## DIRECTIONS
Search the material below for the string "pattern" and list each line that holds it.

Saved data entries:
════════════════

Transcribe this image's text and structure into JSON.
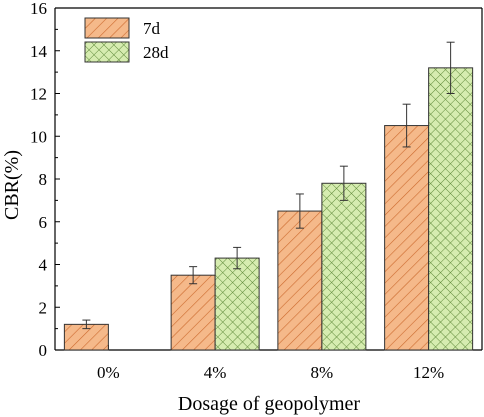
{
  "chart_data": {
    "type": "bar",
    "categories": [
      "0%",
      "4%",
      "8%",
      "12%"
    ],
    "series": [
      {
        "name": "7d",
        "values": [
          1.2,
          3.5,
          6.5,
          10.5
        ],
        "errors": [
          0.2,
          0.4,
          0.8,
          1.0
        ],
        "color": "#f5b98a",
        "hatch_color": "#cc6a2e",
        "pattern": "diagonal"
      },
      {
        "name": "28d",
        "values": [
          null,
          4.3,
          7.8,
          13.2
        ],
        "errors": [
          null,
          0.5,
          0.8,
          1.2
        ],
        "color": "#d6ecb0",
        "hatch_color": "#5f8a3a",
        "pattern": "crosshatch"
      }
    ],
    "xlabel": "Dosage of geopolymer",
    "ylabel": "CBR(%)",
    "ylim": [
      0,
      16
    ],
    "yticks": [
      0,
      2,
      4,
      6,
      8,
      10,
      12,
      14,
      16
    ],
    "grid": false,
    "legend_position": "top-left"
  }
}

════════════════

## ANSWER TO THE PROBLEM
        "pattern": "diagonal"
        "pattern": "crosshatch"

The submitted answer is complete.